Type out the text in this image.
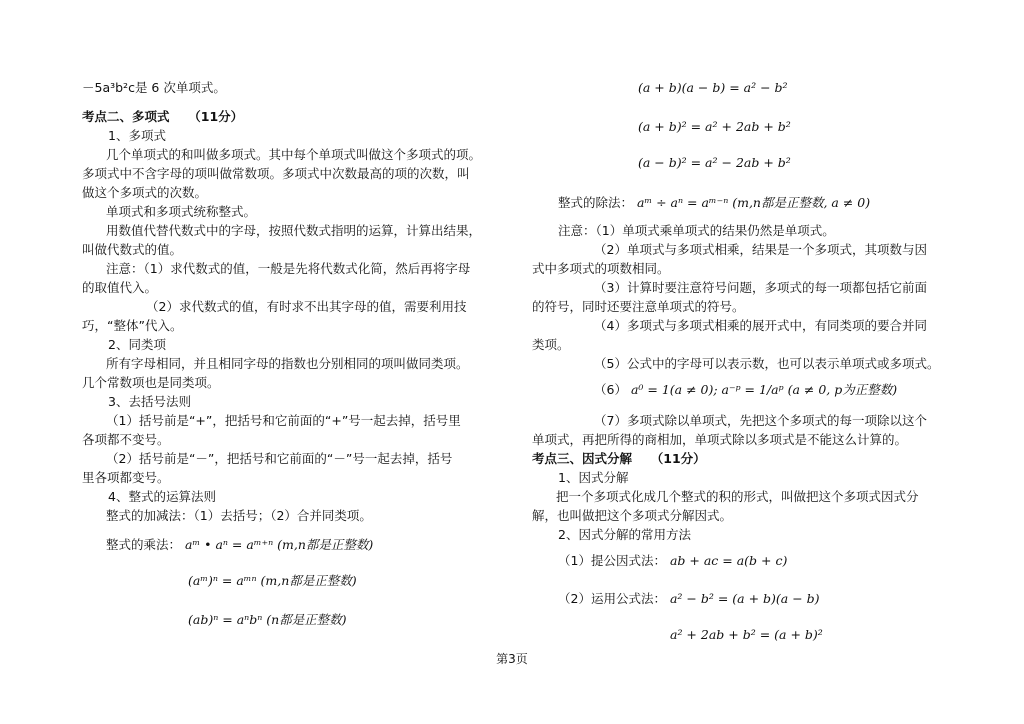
－5a³b²c是 6 次单项式。
考点二、多项式　　（11分）
1、多项式
几个单项式的和叫做多项式。其中每个单项式叫做这个多项式的项。
多项式中不含字母的项叫做常数项。多项式中次数最高的项的次数，叫
做这个多项式的次数。
单项式和多项式统称整式。
用数值代替代数式中的字母，按照代数式指明的运算，计算出结果，
叫做代数式的值。
注意：（1）求代数式的值，一般是先将代数式化简，然后再将字母
的取值代入。
（2）求代数式的值，有时求不出其字母的值，需要利用技
巧，“整体”代入。
2、同类项
所有字母相同，并且相同字母的指数也分别相同的项叫做同类项。
几个常数项也是同类项。
3、去括号法则
（1）括号前是“+”，把括号和它前面的“+”号一起去掉，括号里
各项都不变号。
（2）括号前是“－”，把括号和它前面的“－”号一起去掉，括号
里各项都变号。
4、整式的运算法则
整式的加减法：（1）去括号；（2）合并同类项。
整式的乘法： aᵐ • aⁿ = aᵐ⁺ⁿ (m,n都是正整数)
(aᵐ)ⁿ = aᵐⁿ (m,n都是正整数)
(ab)ⁿ = aⁿbⁿ (n都是正整数)
(a + b)(a − b) = a² − b²
(a + b)² = a² + 2ab + b²
(a − b)² = a² − 2ab + b²
整式的除法： aᵐ ÷ aⁿ = aᵐ⁻ⁿ (m,n都是正整数, a ≠ 0)
注意：（1）单项式乘单项式的结果仍然是单项式。
（2）单项式与多项式相乘，结果是一个多项式，其项数与因
式中多项式的项数相同。
（3）计算时要注意符号问题，多项式的每一项都包括它前面
的符号，同时还要注意单项式的符号。
（4）多项式与多项式相乘的展开式中，有同类项的要合并同
类项。
（5）公式中的字母可以表示数，也可以表示单项式或多项式。
（6） a⁰ = 1(a ≠ 0); a⁻ᵖ = 1/aᵖ (a ≠ 0, p为正整数)
（7）多项式除以单项式，先把这个多项式的每一项除以这个
单项式，再把所得的商相加，单项式除以多项式是不能这么计算的。
考点三、因式分解　　（11分）
1、因式分解
把一个多项式化成几个整式的积的形式，叫做把这个多项式因式分
解，也叫做把这个多项式分解因式。
2、因式分解的常用方法
（1）提公因式法： ab + ac = a(b + c)
（2）运用公式法： a² − b² = (a + b)(a − b)
a² + 2ab + b² = (a + b)²
第3页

====================

Repeat the records above exactly, omitting every picture.

Type out the text in this image.
－5a³b²c是 6 次单项式。
考点二、多项式　　（11分）
1、多项式
几个单项式的和叫做多项式。其中每个单项式叫做这个多项式的项。
多项式中不含字母的项叫做常数项。多项式中次数最高的项的次数，叫
做这个多项式的次数。
单项式和多项式统称整式。
用数值代替代数式中的字母，按照代数式指明的运算，计算出结果，
叫做代数式的值。
注意：（1）求代数式的值，一般是先将代数式化简，然后再将字母
的取值代入。
（2）求代数式的值，有时求不出其字母的值，需要利用技
巧，“整体”代入。
2、同类项
所有字母相同，并且相同字母的指数也分别相同的项叫做同类项。
几个常数项也是同类项。
3、去括号法则
（1）括号前是“+”，把括号和它前面的“+”号一起去掉，括号里
各项都不变号。
（2）括号前是“－”，把括号和它前面的“－”号一起去掉，括号
里各项都变号。
4、整式的运算法则
整式的加减法：（1）去括号；（2）合并同类项。
整式的乘法： aᵐ • aⁿ = aᵐ⁺ⁿ (m,n都是正整数)
(aᵐ)ⁿ = aᵐⁿ (m,n都是正整数)
(ab)ⁿ = aⁿbⁿ (n都是正整数)
(a + b)(a − b) = a² − b²
(a + b)² = a² + 2ab + b²
(a − b)² = a² − 2ab + b²
整式的除法： aᵐ ÷ aⁿ = aᵐ⁻ⁿ (m,n都是正整数, a ≠ 0)
注意：（1）单项式乘单项式的结果仍然是单项式。
（2）单项式与多项式相乘，结果是一个多项式，其项数与因
式中多项式的项数相同。
（3）计算时要注意符号问题，多项式的每一项都包括它前面
的符号，同时还要注意单项式的符号。
（4）多项式与多项式相乘的展开式中，有同类项的要合并同
类项。
（5）公式中的字母可以表示数，也可以表示单项式或多项式。
（6） a⁰ = 1(a ≠ 0); a⁻ᵖ = 1/aᵖ (a ≠ 0, p为正整数)
（7）多项式除以单项式，先把这个多项式的每一项除以这个
单项式，再把所得的商相加，单项式除以多项式是不能这么计算的。
考点三、因式分解　　（11分）
1、因式分解
把一个多项式化成几个整式的积的形式，叫做把这个多项式因式分
解，也叫做把这个多项式分解因式。
2、因式分解的常用方法
（1）提公因式法： ab + ac = a(b + c)
（2）运用公式法： a² − b² = (a + b)(a − b)
a² + 2ab + b² = (a + b)²
第3页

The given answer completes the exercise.